***** Passage *****
Cybin is a dependency-light, LuaJIT-based audio programming environment suitable for realtime performance and offline rendering. Unlike many popular multimedia programming environments, it strives to do everything in one place all at once, and its strength and weakness lies in completely reinventing the wheel in order to offer the user sample-accurate timing and complete control.

The best way to understand Cybin is to understand what it does, and by extension, what it does not do.

What it does is provide the user with:

  • a Lua interpreter that calls a yet-to-be-defined function called __process that recieves an arbitrary number of audio samples (one per channel) and outputs an arbitrary number of audio samples (one per channel) every 1/cybin.samplerate seconds
  • a global table called cybin that provides some basic audio/music utilties that would be difficult or impossible to provide adequately using a Lua interpreter alone (audio system info, MIDI I/O, audio file handling, etc...)
  • a set of command line arguments that may be used to configure your Cybin environment
  • multiple optional libraries that contain opinionated sets of tools for creating music and manipulating audio in Lua
  • a seamless way to transition from realtime performance and production to offline rendering

What it does not do is:

  • tell the user how to make music
  • tell the user what is or is not music
  • tell the user it should be used to make music
  • tell the user it should or should not be used for any particular purpose
  • anything else

Installation:

  • Make sure you've got a C++ compiler
  • Install LuaJIT, JACK, and libsndfile (MacOS dependencies are available through brew)
  • Install git
  • Run cd && git clone https://github.com/efairbanks/cybin.git && cd cybin
  • Run ./LINUX_BUILD.SH or MACOS_BUILD.SH depending on your platform (Windows support hopefully coming soon)
*****
Problem 1:
Arrange the rows from the line containing "event-subtitle: Customs clearance" up to and including the line containing "610, 574, 615]" as a JSON list of strings, one string per line, leaving out any blank lines.
***** Supplied data *****
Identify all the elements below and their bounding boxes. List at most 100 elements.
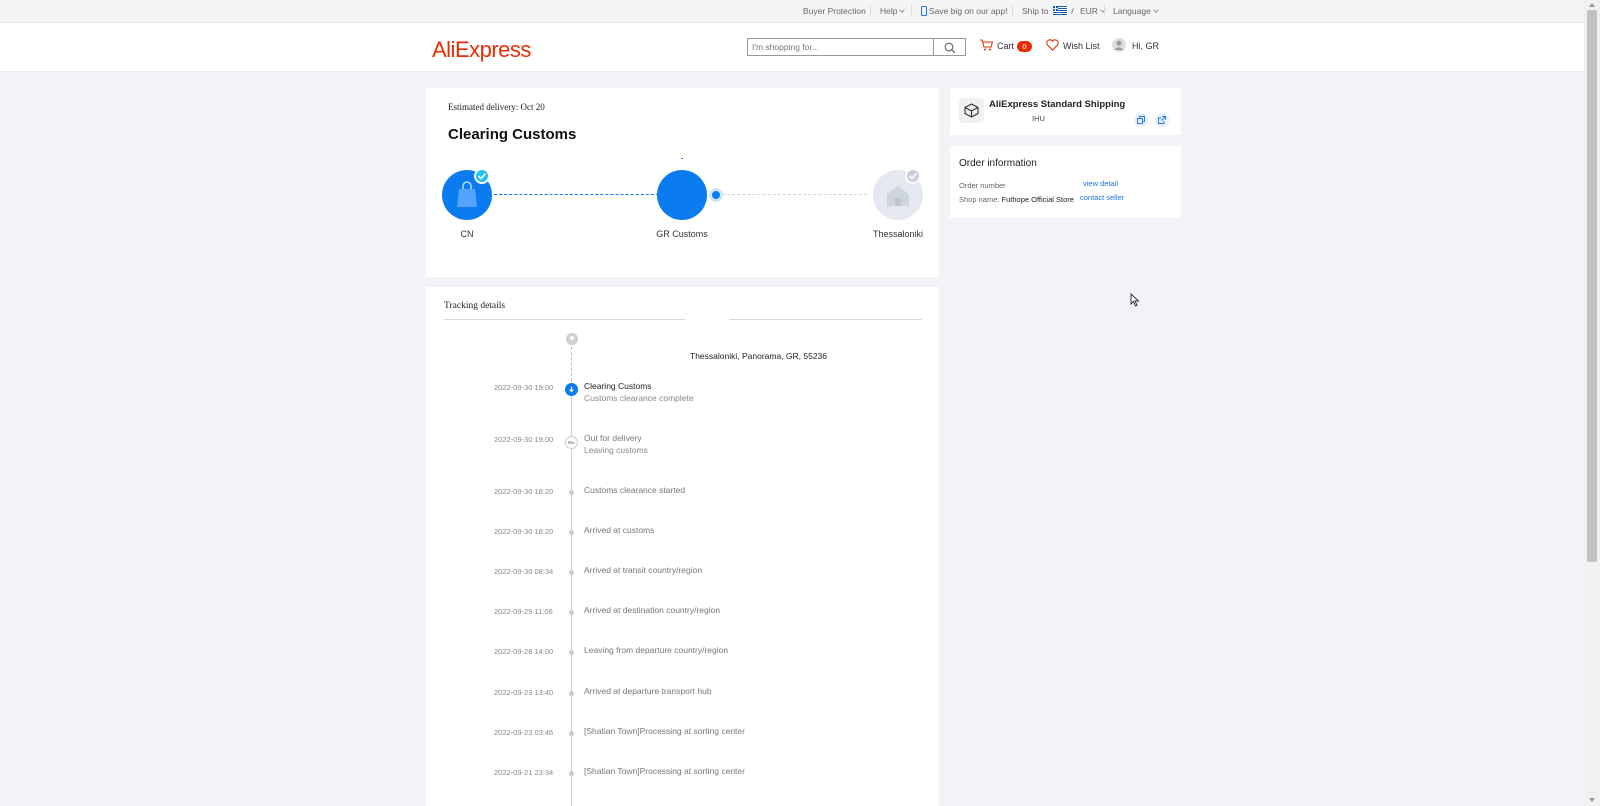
event-subtitle: Customs clearance complete	[584, 393, 694, 403]
view-detail-link[interactable]: view detail	[1083, 179, 1118, 188]
check-badge-icon	[474, 168, 490, 184]
event-time: 2022-09-30 18:20	[494, 487, 554, 496]
timeline-rail	[571, 397, 572, 806]
timeline-dot	[569, 691, 574, 696]
tracking-details-title: Tracking details	[444, 301, 506, 311]
tracking-details-card: Tracking details Thessaloniki, Panorama,…	[426, 287, 939, 806]
timeline-dot	[569, 610, 574, 615]
divider	[729, 319, 922, 320]
event-time: 2022-09-29 11:06	[494, 607, 553, 616]
destination-node-label: Thessaloniki	[872, 229, 924, 239]
ship-to-label: Ship to	[1022, 6, 1049, 16]
search-icon	[944, 42, 956, 54]
event-title: Leaving from departure country/region	[584, 645, 729, 655]
wishlist-label: Wish List	[1063, 41, 1100, 51]
ship-to-selector[interactable]: Ship to / EUR	[1022, 6, 1106, 16]
search-input[interactable]	[747, 38, 934, 56]
event-title: Clearing Customs	[584, 381, 652, 391]
account-menu[interactable]: Hi, GR	[1112, 38, 1159, 52]
event-title: Arrived at transit country/region	[584, 565, 703, 575]
estimated-delivery: Estimated delivery: Oct 20	[448, 102, 545, 112]
top-utility-bar: Buyer Protection Help Save big on our ap…	[0, 0, 1584, 23]
origin-node-label: CN	[460, 229, 474, 239]
app-promo-label: Save big on our app!	[929, 6, 1008, 16]
event-title: Arrived at customs	[584, 525, 655, 535]
divider	[1104, 5, 1105, 17]
divider	[911, 5, 912, 17]
timeline-dot	[569, 771, 574, 776]
shipping-method-name: AliExpress Standard Shipping	[989, 99, 1126, 110]
shop-name-value: Futhope Official Store	[1001, 195, 1074, 204]
event-time: 2022-09-30 18:20	[494, 527, 554, 536]
heart-icon	[1046, 39, 1059, 51]
greeting-label: Hi, GR	[1132, 41, 1159, 51]
event-time: 2022-09-30 08:34	[494, 567, 554, 576]
divider	[870, 5, 871, 17]
delivery-summary-card: Estimated delivery: Oct 20 Clearing Cust…	[426, 88, 939, 277]
event-subtitle: Leaving customs	[584, 445, 648, 455]
event-time: 2022-09-30 19:00	[494, 383, 554, 392]
shop-name-label: Shop name:	[959, 195, 1000, 204]
open-external-button[interactable]	[1155, 113, 1169, 127]
contact-seller-link[interactable]: contact seller	[1080, 193, 1124, 202]
event-title: Out for delivery	[584, 433, 642, 443]
shipping-method-card: AliExpress Standard Shipping IHU	[950, 88, 1181, 135]
progress-line-pending	[717, 194, 867, 195]
timeline-dot	[569, 570, 574, 575]
divider	[1012, 5, 1013, 17]
help-menu[interactable]: Help	[880, 6, 906, 16]
event-title: [Shatian Town]Processing at sorting cent…	[584, 766, 745, 776]
customs-node	[657, 170, 707, 220]
language-label: Language	[1113, 6, 1151, 16]
current-position-indicator	[709, 188, 723, 202]
tracking-code: IHU	[1032, 114, 1045, 123]
currency-label: EUR	[1079, 6, 1098, 16]
order-number-label: Order number	[959, 181, 1006, 190]
customs-node-label: GR Customs	[656, 229, 708, 239]
scroll-up-arrow-icon[interactable]	[1589, 3, 1595, 7]
scrollbar-thumb[interactable]	[1587, 10, 1597, 562]
location-pin-icon	[566, 333, 578, 345]
cart-count-badge: 0	[1017, 41, 1033, 52]
cart-label: Cart	[997, 41, 1015, 51]
timeline-dot	[569, 650, 574, 655]
buyer-protection-link[interactable]: Buyer Protection	[803, 6, 866, 16]
timeline-dot	[569, 490, 574, 495]
event-time: 2022-09-21 23:34	[494, 768, 554, 777]
chevron-down-icon	[1152, 7, 1159, 13]
shop-name-row: Shop name: Futhope Official Store	[959, 195, 1074, 204]
truck-icon	[565, 436, 578, 449]
check-badge-icon	[905, 168, 921, 184]
aliexpress-logo[interactable]: AliExpress	[432, 37, 531, 63]
order-information-card: Order information Order number view deta…	[950, 146, 1181, 218]
cart-button[interactable]: Cart 0	[979, 39, 1033, 52]
copy-button[interactable]	[1134, 113, 1148, 127]
event-title: [Shatian Town]Processing at sorting cent…	[584, 726, 745, 736]
currency-separator: /	[1071, 6, 1074, 16]
event-time: 2022-09-30 19:00	[494, 435, 554, 444]
event-time: 2022-09-23 13:40	[494, 688, 554, 697]
greece-flag-icon	[1052, 6, 1067, 15]
event-time: 2022-09-28 14:00	[494, 647, 554, 656]
event-title: Customs clearance started	[584, 485, 686, 495]
help-label: Help	[880, 6, 898, 16]
status-title: Clearing Customs	[448, 126, 577, 143]
order-information-title: Order information	[959, 158, 1037, 169]
cart-icon	[980, 39, 994, 51]
delivery-address: Thessaloniki, Panorama, GR, 55236	[690, 351, 828, 361]
language-selector[interactable]: Language	[1113, 6, 1159, 16]
search-button[interactable]	[934, 38, 966, 56]
current-event-icon	[565, 383, 578, 396]
event-title: Arrived at departure transport hub	[584, 686, 712, 696]
wishlist-button[interactable]: Wish List	[1046, 39, 1100, 51]
timeline-dot	[569, 731, 574, 736]
app-promo-link[interactable]: Save big on our app!	[921, 6, 1007, 16]
site-header: AliExpress Cart0 Wish List Hi, GR	[0, 23, 1584, 72]
mouse-cursor-icon	[1130, 293, 1140, 307]
scroll-down-arrow-icon[interactable]	[1589, 798, 1595, 802]
user-avatar-icon	[1112, 38, 1126, 52]
chevron-down-icon	[899, 7, 906, 13]
timeline-dot	[569, 530, 574, 535]
progress-line-completed	[494, 194, 664, 195]
copy-icon	[1137, 116, 1145, 124]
*****
Problem 2:
Summarize the Cybin description in two sentences.

Written answer 1:
[
  "event-subtitle: Customs clearance complete\t[584, 393, 694, 403]",
  "view-detail-link[interactable]: view detail\t[1083, 179, 1118, 188]",
  "check-badge-icon\t[474, 168, 490, 184]",
  "event-time: 2022-09-30 18:20\t[494, 487, 554, 496]",
  "timeline-rail\t[571, 397, 572, 806]",
  "timeline-dot\t[569, 691, 574, 696]",
  "tracking-details-title: Tracking details\t[444, 301, 506, 311]",
  "tracking-details-card: Tracking details Thessaloniki, Panorama,…\t[426, 287, 939, 806]",
  "timeline-dot\t[569, 610, 574, 615]"
]

Written answer 2:
Cybin is a dependency-light, LuaJIT-based audio programming environment for realtime performance and offline rendering that reinvents the wheel to give the user sample-accurate timing and complete control. It provides a Lua interpreter that calls a user-defined __process function, a global cybin table of audio and music utilities, configuration through command line arguments, optional libraries, and a seamless transition from realtime work to offline rendering, while it does not tell the user how to make music or what purpose it should serve.